# Exercise description
Print the listing in its entirety and exactly, leaving out images.

BEGIN Data

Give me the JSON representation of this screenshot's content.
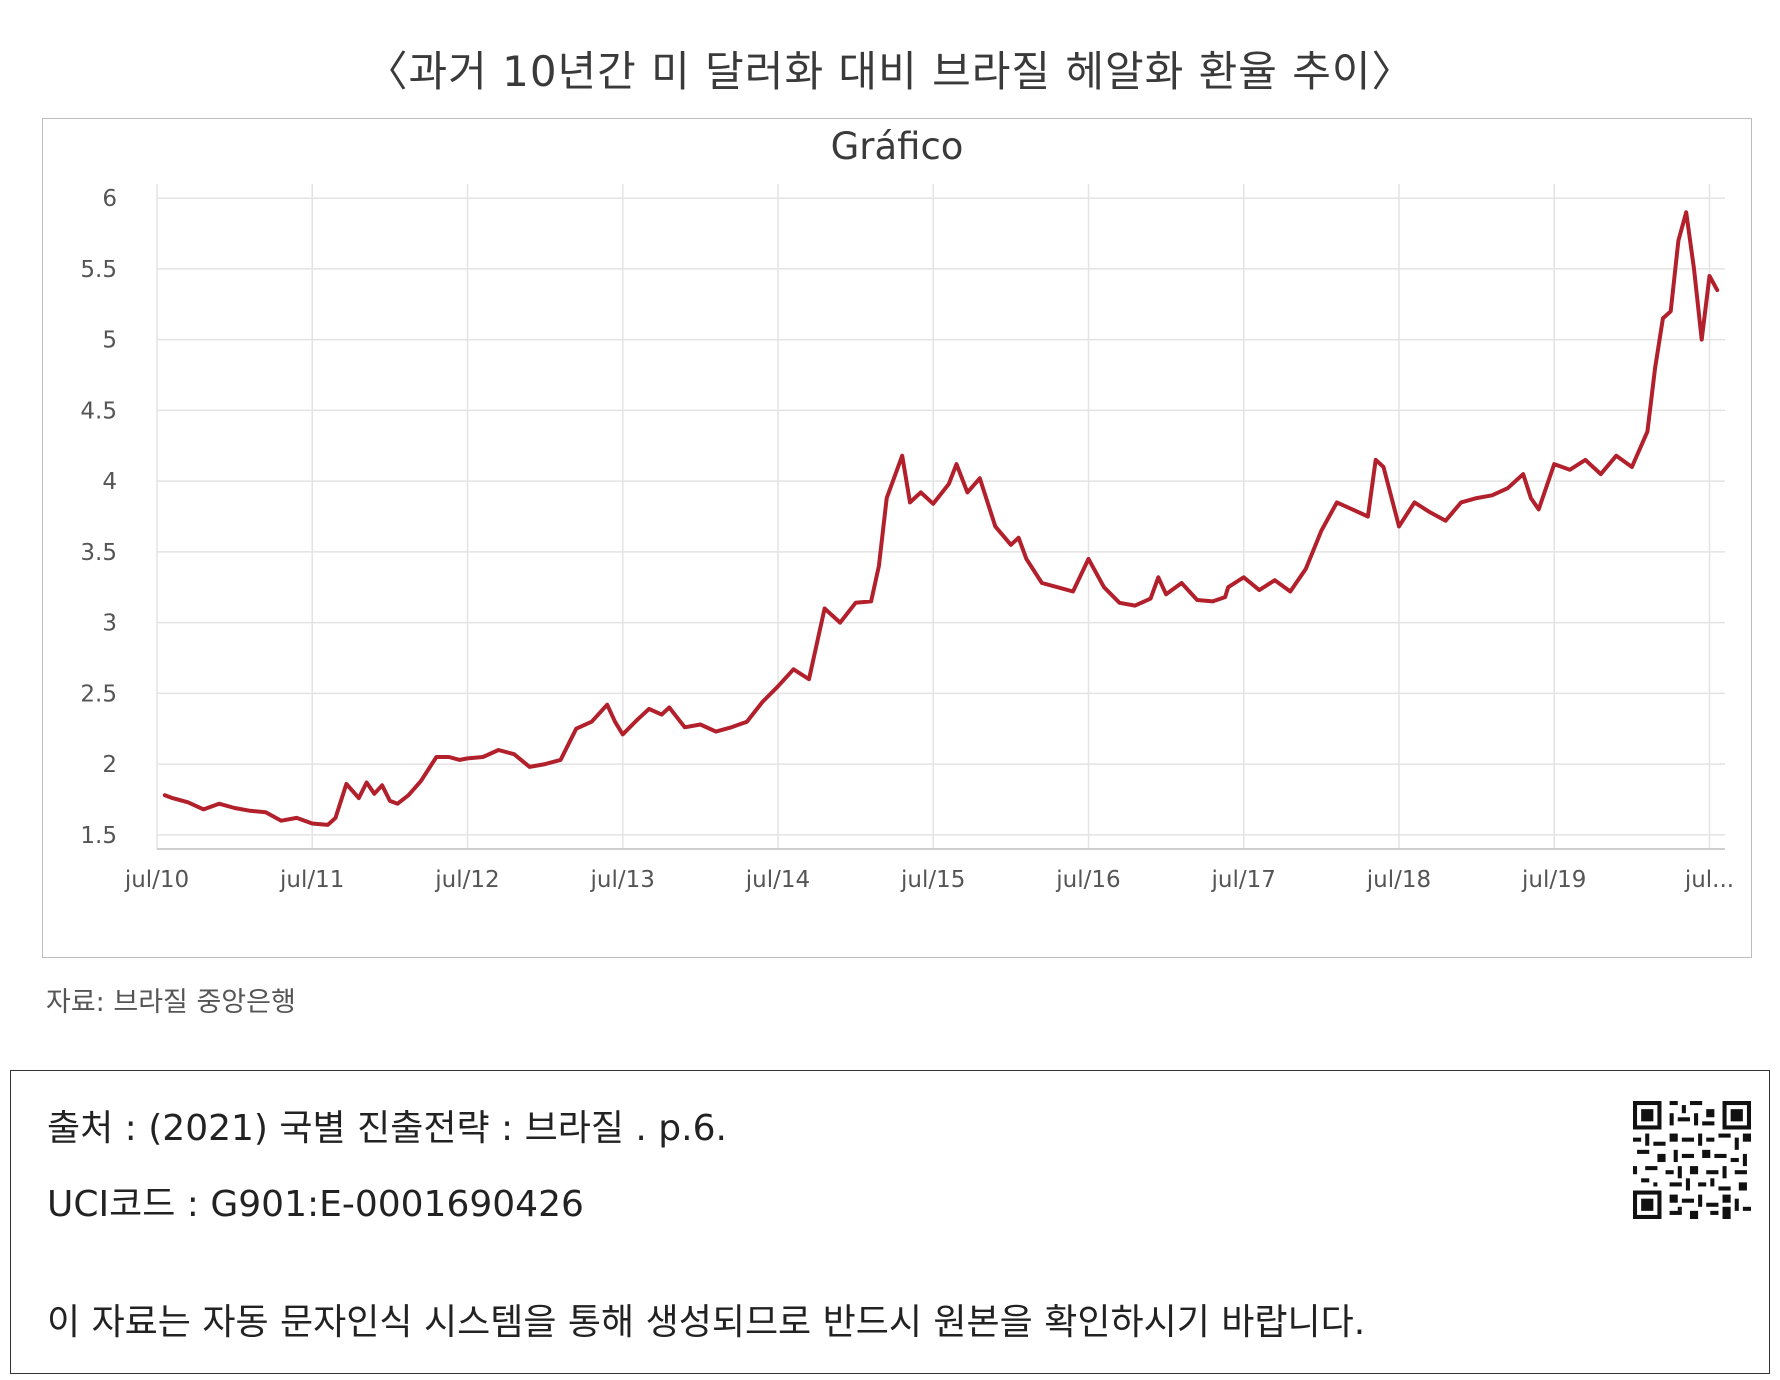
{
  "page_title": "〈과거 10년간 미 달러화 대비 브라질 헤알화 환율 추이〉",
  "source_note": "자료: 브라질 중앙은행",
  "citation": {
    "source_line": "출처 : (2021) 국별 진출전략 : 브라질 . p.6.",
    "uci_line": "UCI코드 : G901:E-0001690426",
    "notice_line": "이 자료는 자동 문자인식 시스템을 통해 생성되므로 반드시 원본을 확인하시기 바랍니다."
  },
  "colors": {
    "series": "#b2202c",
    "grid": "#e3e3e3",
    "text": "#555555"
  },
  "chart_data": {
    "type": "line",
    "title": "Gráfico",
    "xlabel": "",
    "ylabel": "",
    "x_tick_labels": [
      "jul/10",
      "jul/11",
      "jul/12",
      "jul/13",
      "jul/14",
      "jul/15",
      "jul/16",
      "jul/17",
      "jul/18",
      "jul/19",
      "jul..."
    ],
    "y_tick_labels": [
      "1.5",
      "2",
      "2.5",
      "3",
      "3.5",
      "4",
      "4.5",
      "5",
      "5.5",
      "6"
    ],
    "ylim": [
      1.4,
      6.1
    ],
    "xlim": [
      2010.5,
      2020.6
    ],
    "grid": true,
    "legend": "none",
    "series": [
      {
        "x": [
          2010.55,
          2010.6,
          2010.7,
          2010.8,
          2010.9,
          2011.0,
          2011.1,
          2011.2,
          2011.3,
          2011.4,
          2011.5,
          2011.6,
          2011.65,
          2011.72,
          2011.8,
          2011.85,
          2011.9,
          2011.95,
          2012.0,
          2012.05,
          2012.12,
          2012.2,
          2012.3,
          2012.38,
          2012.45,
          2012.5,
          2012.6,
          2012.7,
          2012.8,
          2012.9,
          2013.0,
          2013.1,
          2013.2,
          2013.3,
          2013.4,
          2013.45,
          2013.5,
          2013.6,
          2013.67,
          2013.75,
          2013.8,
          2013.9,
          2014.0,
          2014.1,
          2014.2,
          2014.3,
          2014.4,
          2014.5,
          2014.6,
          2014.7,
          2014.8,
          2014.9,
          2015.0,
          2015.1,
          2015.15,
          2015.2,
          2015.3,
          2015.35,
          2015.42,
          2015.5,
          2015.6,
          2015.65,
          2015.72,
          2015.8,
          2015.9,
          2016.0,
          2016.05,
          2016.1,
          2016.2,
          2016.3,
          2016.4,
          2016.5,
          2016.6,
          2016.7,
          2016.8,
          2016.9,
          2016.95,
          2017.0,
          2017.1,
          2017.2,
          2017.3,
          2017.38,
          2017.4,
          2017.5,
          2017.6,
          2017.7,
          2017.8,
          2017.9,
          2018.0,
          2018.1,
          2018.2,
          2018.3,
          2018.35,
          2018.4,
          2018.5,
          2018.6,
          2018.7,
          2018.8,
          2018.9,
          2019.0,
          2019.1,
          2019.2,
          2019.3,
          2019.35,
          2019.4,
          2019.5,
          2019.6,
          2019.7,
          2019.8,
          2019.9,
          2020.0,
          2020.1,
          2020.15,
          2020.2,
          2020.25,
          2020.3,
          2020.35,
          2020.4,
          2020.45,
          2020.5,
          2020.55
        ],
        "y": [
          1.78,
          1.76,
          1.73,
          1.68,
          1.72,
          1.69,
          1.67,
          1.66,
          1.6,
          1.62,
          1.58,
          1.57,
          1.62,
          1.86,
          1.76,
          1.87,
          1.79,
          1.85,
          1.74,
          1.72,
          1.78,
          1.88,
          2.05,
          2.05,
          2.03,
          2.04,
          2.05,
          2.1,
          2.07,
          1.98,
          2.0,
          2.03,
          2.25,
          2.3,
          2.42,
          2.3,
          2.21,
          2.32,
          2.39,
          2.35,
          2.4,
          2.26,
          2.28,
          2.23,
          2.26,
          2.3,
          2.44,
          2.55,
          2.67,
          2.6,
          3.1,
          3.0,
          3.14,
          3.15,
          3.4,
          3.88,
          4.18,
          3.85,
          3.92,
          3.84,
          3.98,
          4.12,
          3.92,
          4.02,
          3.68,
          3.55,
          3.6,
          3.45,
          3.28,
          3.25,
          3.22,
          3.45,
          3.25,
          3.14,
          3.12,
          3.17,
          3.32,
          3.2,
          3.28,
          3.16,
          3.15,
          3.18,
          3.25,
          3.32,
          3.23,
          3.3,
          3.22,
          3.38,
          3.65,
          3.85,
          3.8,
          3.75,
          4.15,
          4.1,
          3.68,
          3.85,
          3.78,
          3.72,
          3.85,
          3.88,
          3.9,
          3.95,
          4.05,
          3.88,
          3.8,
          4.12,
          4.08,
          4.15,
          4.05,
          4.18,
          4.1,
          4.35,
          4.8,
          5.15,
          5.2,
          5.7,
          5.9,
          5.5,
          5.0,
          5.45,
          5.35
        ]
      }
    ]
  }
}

END Data

# Problem solution
Give me the JSON representation of this screenshot's content.
{
  "page_title": "〈과거 10년간 미 달러화 대비 브라질 헤알화 환율 추이〉",
  "source_note": "자료: 브라질 중앙은행",
  "citation": {
    "source_line": "출처 : (2021) 국별 진출전략 : 브라질 . p.6.",
    "uci_line": "UCI코드 : G901:E-0001690426",
    "notice_line": "이 자료는 자동 문자인식 시스템을 통해 생성되므로 반드시 원본을 확인하시기 바랍니다."
  },
  "colors": {
    "series": "#b2202c",
    "grid": "#e3e3e3",
    "text": "#555555"
  },
  "chart_data": {
    "type": "line",
    "title": "Gráfico",
    "xlabel": "",
    "ylabel": "",
    "x_tick_labels": [
      "jul/10",
      "jul/11",
      "jul/12",
      "jul/13",
      "jul/14",
      "jul/15",
      "jul/16",
      "jul/17",
      "jul/18",
      "jul/19",
      "jul..."
    ],
    "y_tick_labels": [
      "1.5",
      "2",
      "2.5",
      "3",
      "3.5",
      "4",
      "4.5",
      "5",
      "5.5",
      "6"
    ],
    "ylim": [
      1.4,
      6.1
    ],
    "xlim": [
      2010.5,
      2020.6
    ],
    "grid": true,
    "legend": "none",
    "series": [
      {
        "x": [
          2010.55,
          2010.6,
          2010.7,
          2010.8,
          2010.9,
          2011.0,
          2011.1,
          2011.2,
          2011.3,
          2011.4,
          2011.5,
          2011.6,
          2011.65,
          2011.72,
          2011.8,
          2011.85,
          2011.9,
          2011.95,
          2012.0,
          2012.05,
          2012.12,
          2012.2,
          2012.3,
          2012.38,
          2012.45,
          2012.5,
          2012.6,
          2012.7,
          2012.8,
          2012.9,
          2013.0,
          2013.1,
          2013.2,
          2013.3,
          2013.4,
          2013.45,
          2013.5,
          2013.6,
          2013.67,
          2013.75,
          2013.8,
          2013.9,
          2014.0,
          2014.1,
          2014.2,
          2014.3,
          2014.4,
          2014.5,
          2014.6,
          2014.7,
          2014.8,
          2014.9,
          2015.0,
          2015.1,
          2015.15,
          2015.2,
          2015.3,
          2015.35,
          2015.42,
          2015.5,
          2015.6,
          2015.65,
          2015.72,
          2015.8,
          2015.9,
          2016.0,
          2016.05,
          2016.1,
          2016.2,
          2016.3,
          2016.4,
          2016.5,
          2016.6,
          2016.7,
          2016.8,
          2016.9,
          2016.95,
          2017.0,
          2017.1,
          2017.2,
          2017.3,
          2017.38,
          2017.4,
          2017.5,
          2017.6,
          2017.7,
          2017.8,
          2017.9,
          2018.0,
          2018.1,
          2018.2,
          2018.3,
          2018.35,
          2018.4,
          2018.5,
          2018.6,
          2018.7,
          2018.8,
          2018.9,
          2019.0,
          2019.1,
          2019.2,
          2019.3,
          2019.35,
          2019.4,
          2019.5,
          2019.6,
          2019.7,
          2019.8,
          2019.9,
          2020.0,
          2020.1,
          2020.15,
          2020.2,
          2020.25,
          2020.3,
          2020.35,
          2020.4,
          2020.45,
          2020.5,
          2020.55
        ],
        "y": [
          1.78,
          1.76,
          1.73,
          1.68,
          1.72,
          1.69,
          1.67,
          1.66,
          1.6,
          1.62,
          1.58,
          1.57,
          1.62,
          1.86,
          1.76,
          1.87,
          1.79,
          1.85,
          1.74,
          1.72,
          1.78,
          1.88,
          2.05,
          2.05,
          2.03,
          2.04,
          2.05,
          2.1,
          2.07,
          1.98,
          2.0,
          2.03,
          2.25,
          2.3,
          2.42,
          2.3,
          2.21,
          2.32,
          2.39,
          2.35,
          2.4,
          2.26,
          2.28,
          2.23,
          2.26,
          2.3,
          2.44,
          2.55,
          2.67,
          2.6,
          3.1,
          3.0,
          3.14,
          3.15,
          3.4,
          3.88,
          4.18,
          3.85,
          3.92,
          3.84,
          3.98,
          4.12,
          3.92,
          4.02,
          3.68,
          3.55,
          3.6,
          3.45,
          3.28,
          3.25,
          3.22,
          3.45,
          3.25,
          3.14,
          3.12,
          3.17,
          3.32,
          3.2,
          3.28,
          3.16,
          3.15,
          3.18,
          3.25,
          3.32,
          3.23,
          3.3,
          3.22,
          3.38,
          3.65,
          3.85,
          3.8,
          3.75,
          4.15,
          4.1,
          3.68,
          3.85,
          3.78,
          3.72,
          3.85,
          3.88,
          3.9,
          3.95,
          4.05,
          3.88,
          3.8,
          4.12,
          4.08,
          4.15,
          4.05,
          4.18,
          4.1,
          4.35,
          4.8,
          5.15,
          5.2,
          5.7,
          5.9,
          5.5,
          5.0,
          5.45,
          5.35
        ]
      }
    ]
  }
}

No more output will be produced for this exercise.